__Aim__: Answer with a single number: the count of lines that hold "iltimis".

>> START Provided entries

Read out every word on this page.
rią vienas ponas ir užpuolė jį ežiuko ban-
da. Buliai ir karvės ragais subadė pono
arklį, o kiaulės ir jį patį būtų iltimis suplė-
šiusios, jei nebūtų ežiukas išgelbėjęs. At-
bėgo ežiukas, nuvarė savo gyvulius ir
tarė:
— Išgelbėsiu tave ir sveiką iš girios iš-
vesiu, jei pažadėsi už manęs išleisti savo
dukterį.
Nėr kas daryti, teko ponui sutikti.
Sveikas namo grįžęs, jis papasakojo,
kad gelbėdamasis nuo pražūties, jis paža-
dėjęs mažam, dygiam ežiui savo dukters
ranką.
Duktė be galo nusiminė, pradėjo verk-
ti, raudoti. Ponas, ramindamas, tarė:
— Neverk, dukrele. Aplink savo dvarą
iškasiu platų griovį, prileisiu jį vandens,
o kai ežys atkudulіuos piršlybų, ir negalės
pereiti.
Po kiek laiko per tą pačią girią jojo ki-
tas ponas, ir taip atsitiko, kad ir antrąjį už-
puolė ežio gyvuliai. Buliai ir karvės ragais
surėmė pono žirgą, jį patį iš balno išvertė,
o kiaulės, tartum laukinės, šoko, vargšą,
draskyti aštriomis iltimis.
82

>> END Provided entries

__Solved exercise__: 2